- Text:
......
Multiple Joins on Fact Table

  • Hi,

    I am building a DW which will load data from 2 separate sources.

    Each source will populate the Broker Dim table and the Account Dim table.

    To identify which source the Broker/Account relates to, I added BrokerSource column and AccountSource Column.

    In the Fact tbl, I have FKs to each of these Dims. CounterpartyBrokerKey and GenevaBrokerKey relate to the Broker Dim.

    CounterpartyAccountKey and GenevaAccountKey relate to the Account Dim.

    The problem I now have is that there are multiple FKs in the Fact table pointing to the one Dim table.

    Is this ok? Or is there a better, more efficient way of designing this?

    Thanks!

  • kevin.obrien 66193 (11/9/2016)


    The problem I now have is that there are multiple FKs in the Fact table pointing to the one Dim table.

    Is this ok? Or is there a better, more efficient way of designing this?

    This is fine and absolutely normal, think of i.e. date dimensions for order date, delivery date, payment date and expiry date, you wouldn't want to have multiple physical instances of the date dimension, rather instantiate the same date dimension multiple times.

    😎

    Word of caution, a single instance of a dimension table used many times in a model will most likely result in an empty result set.

  • kevin.obrien 66193 (11/9/2016)


    Hi,

    I am building a DW which will load data from 2 separate sources.

    Each source will populate the Broker Dim table and the Account Dim table.

    To identify which source the Broker/Account relates to, I added BrokerSource column and AccountSource Column.

    In the Fact tbl, I have FKs to each of these Dims. CounterpartyBrokerKey and GenevaBrokerKey relate to the Broker Dim.

    CounterpartyAccountKey and GenevaAccountKey relate to the Account Dim.

    The problem I now have is that there are multiple FKs in the Fact table pointing to the one Dim table.

    Is this ok? Or is there a better, more efficient way of designing this?

    Thanks!
......
- Data:

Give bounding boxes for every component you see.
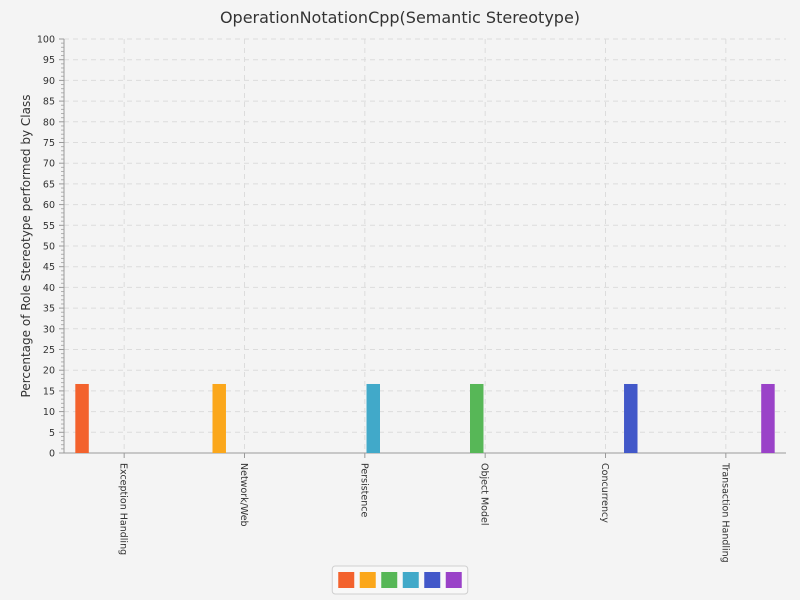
......
- The problem: Copy the entire forum thread about multiple joins on a fact table word for word. Work solely from the forum thread about multiple joins on a fact table, not from the data.

- Worked answer:
Multiple Joins on Fact Table

  • Hi,

    I am building a DW which will load data from 2 separate sources.

    Each source will populate the Broker Dim table and the Account Dim table.

    To identify which source the Broker/Account relates to, I added BrokerSource column and AccountSource Column.

    In the Fact tbl, I have FKs to each of these Dims. CounterpartyBrokerKey and GenevaBrokerKey relate to the Broker Dim.

    CounterpartyAccountKey and GenevaAccountKey relate to the Account Dim.

    The problem I now have is that there are multiple FKs in the Fact table pointing to the one Dim table.

    Is this ok? Or is there a better, more efficient way of designing this?

    Thanks!

  • kevin.obrien 66193 (11/9/2016)


    The problem I now have is that there are multiple FKs in the Fact table pointing to the one Dim table.

    Is this ok? Or is there a better, more efficient way of designing this?

    This is fine and absolutely normal, think of i.e. date dimensions for order date, delivery date, payment date and expiry date, you wouldn't want to have multiple physical instances of the date dimension, rather instantiate the same date dimension multiple times.

    😎

    Word of caution, a single instance of a dimension table used many times in a model will most likely result in an empty result set.

  • kevin.obrien 66193 (11/9/2016)


    Hi,

    I am building a DW which will load data from 2 separate sources.

    Each source will populate the Broker Dim table and the Account Dim table.

    To identify which source the Broker/Account relates to, I added BrokerSource column and AccountSource Column.

    In the Fact tbl, I have FKs to each of these Dims. CounterpartyBrokerKey and GenevaBrokerKey relate to the Broker Dim.

    CounterpartyAccountKey and GenevaAccountKey relate to the Account Dim.

    The problem I now have is that there are multiple FKs in the Fact table pointing to the one Dim table.

    Is this ok? Or is there a better, more efficient way of designing this?

    Thanks!